Activities:
(1) Using the Quiz-7 forum post, decide whether each statement agrees with it: (a) Victor Ivrii started the topic on March 30, 2018. (b) Part c asks only for the eigenvalues and not for any conclusions. (c) Part d asks for a phase portrait of the linear system. For each, answer yes or no and quote the deciding words of the post.
(2) Proceed with the Quiz-7 forum post on critical points of a nonlinear system, continuing from where it stops.

Reading passage:
# Toronto Math Forum

## MAT244-2018S => MAT244--Tests => Quiz-7 => Topic started by: Victor Ivrii on March 30, 2018, 12:23:34 PM

Title: Q7-T0801
Post by: Victor Ivrii on March 30, 2018, 12:23:34 PM
a. Determine all critical points of the given system of equations.

b. Find the corresponding linear system near each critical point.

c. Find the eigenvalues of each linear system. What conclusions can you then draw about the nonlinear system?

d. Draw a phase portrait of the nonlinear system to confirm your conclusions, or to extend them in those cases where the linear system does not provide definite information about the nonlinear system.
\left\{\begin{aligned} &\frac{dx}{dt} = -2x - y -x(x^2 + y^2)\\ &d\frac{dy}{dt} = x - y + y(x^2 + y^2) \end{aligned}\right.

Dataset excerpts:

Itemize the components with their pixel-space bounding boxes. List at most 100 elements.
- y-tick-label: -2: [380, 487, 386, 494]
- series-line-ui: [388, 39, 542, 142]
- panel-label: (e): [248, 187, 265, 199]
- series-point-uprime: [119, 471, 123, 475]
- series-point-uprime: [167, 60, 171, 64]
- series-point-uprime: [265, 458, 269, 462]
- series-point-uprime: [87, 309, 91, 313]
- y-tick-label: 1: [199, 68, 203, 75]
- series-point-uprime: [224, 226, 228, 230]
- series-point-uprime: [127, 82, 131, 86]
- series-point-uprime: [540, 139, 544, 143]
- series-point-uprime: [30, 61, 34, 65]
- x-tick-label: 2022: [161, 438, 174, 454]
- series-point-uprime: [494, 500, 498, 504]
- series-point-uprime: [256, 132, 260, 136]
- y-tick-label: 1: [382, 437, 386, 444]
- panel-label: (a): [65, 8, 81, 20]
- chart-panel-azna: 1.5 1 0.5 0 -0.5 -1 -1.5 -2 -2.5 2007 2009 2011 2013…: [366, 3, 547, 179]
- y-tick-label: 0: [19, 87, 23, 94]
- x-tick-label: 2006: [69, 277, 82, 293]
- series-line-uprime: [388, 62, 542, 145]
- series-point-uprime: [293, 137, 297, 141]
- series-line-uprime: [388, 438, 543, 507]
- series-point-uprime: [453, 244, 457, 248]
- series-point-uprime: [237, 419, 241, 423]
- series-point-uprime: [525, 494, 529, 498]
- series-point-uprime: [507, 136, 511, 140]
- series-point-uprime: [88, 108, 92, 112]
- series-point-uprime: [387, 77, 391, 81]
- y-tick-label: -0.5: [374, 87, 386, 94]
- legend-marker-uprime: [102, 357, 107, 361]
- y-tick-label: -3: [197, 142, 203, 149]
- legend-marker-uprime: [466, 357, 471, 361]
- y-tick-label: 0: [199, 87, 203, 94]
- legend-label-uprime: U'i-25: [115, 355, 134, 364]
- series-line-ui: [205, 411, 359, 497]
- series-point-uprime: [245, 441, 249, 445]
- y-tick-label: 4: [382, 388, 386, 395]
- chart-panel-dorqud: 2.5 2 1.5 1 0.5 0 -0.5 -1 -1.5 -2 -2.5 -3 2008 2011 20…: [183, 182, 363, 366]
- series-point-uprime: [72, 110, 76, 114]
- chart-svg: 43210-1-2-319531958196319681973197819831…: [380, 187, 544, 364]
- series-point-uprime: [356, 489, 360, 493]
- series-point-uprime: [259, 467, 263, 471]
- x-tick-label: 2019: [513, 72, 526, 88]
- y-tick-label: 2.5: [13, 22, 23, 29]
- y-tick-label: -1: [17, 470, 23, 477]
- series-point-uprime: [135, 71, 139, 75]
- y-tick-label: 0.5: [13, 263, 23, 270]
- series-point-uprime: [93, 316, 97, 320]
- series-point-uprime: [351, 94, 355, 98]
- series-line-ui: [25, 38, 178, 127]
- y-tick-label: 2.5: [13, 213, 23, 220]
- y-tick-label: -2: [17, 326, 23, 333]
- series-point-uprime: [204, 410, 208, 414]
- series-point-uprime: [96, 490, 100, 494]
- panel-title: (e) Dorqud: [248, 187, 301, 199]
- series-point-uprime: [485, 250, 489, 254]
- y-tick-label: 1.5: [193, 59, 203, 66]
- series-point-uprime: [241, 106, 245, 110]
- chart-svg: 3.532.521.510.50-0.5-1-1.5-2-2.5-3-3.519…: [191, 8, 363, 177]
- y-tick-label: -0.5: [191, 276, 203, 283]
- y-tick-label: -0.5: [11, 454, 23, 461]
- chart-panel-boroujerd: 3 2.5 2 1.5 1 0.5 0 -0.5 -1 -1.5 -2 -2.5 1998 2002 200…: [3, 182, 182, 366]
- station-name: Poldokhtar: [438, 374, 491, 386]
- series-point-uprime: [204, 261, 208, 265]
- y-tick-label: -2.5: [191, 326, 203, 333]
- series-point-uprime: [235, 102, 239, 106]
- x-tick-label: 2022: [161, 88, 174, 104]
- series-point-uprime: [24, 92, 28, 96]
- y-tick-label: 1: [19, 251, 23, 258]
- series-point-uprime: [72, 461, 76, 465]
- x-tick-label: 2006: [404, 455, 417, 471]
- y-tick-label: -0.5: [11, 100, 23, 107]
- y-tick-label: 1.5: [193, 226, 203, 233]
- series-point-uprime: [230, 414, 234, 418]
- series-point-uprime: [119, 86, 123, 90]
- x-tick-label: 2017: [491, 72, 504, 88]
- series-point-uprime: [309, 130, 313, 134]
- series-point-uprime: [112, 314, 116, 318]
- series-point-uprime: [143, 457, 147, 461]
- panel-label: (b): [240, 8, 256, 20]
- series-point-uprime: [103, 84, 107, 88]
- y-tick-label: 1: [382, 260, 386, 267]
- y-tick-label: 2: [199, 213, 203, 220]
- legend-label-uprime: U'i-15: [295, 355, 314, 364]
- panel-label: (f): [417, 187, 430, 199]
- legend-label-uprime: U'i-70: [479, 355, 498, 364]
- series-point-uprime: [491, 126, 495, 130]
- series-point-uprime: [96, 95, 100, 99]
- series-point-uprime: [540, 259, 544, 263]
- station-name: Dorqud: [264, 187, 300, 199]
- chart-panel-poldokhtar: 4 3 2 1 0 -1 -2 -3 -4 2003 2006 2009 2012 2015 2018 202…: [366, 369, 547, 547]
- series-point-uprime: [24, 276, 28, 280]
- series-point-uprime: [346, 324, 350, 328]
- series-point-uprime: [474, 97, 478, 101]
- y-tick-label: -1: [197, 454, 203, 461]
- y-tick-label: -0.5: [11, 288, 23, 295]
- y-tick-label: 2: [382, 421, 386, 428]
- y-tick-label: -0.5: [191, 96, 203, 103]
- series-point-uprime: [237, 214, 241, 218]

Answers to the problems:
(1)
(a) Yes: "Topic started by: Victor Ivrii on March 30, 2018, 12:23:34 PM"
(b) No: "What conclusions can you then draw about the nonlinear system?"
(c) No: "Draw a phase portrait of the nonlinear system to confirm your conclusions"

(2)
Title: Re: Q7-T0801
Post by: Darren Zhang on March 30, 2018, 01:26:18 PM
(a)The critical points are given by the solution set of the equations $$-2x-x-y-x(x^2+y^2) = 0$$ $$x-y+y(x^2+y^2) = 0$$ It is clear that the origin is a critical point. Solving the first equation for C , we find that $$y = \frac{-1 \pm \sqrt{1-8x^2-4x^4}}{2x}$$
Substitution of these relations into the second equation results in two equations of the form $f_{1}(x) = 0$ and $f_{2}(x) = 0$ . Plotting these functions, we note that only$f_{1}(x) = 0$ has real roots. ('It follows that the additional critical points are at (-0.33076,1.0924) and (0.33076,-1.0924)
(b,c) Given that $$F(x,y) = -2x-x-y-x(x^2+y^2)$$ $$G(x,y) = x-y+y(x^2+y^2)$$
the Jacobian matrix of the vector field is $$\begin{pmatrix} -2-3x^2-y^2 & -1-2xy \\ 1+2xy & -1+x^2+3y^2 \end{pmatrix}$$
with complex conjugate eigenvalues $r_{1,2} =((-3 \pm i \sqrt{3})/2)$ . Hence the critical point is a stable spiral, which is asymptotically stable. At the point (-0.33076,1.0924) , the coefficient matrix of the linearized system is $$J(-0.33076,1.0924) = \begin{pmatrix} -3.5216 & -0.27735 \\ 0.27735 & 2.6895 \end{pmatrix}$$
With eigenvalues $r_1 = -3.5092$ and $r_2 = 2.6771$ The eigenvalues are real, with opposite sign. Hence the critical point of the associated linear system is a saddle, which is unstable. Identical results hold for the point at (0.33076,-1.0924).

Attached is the part(d)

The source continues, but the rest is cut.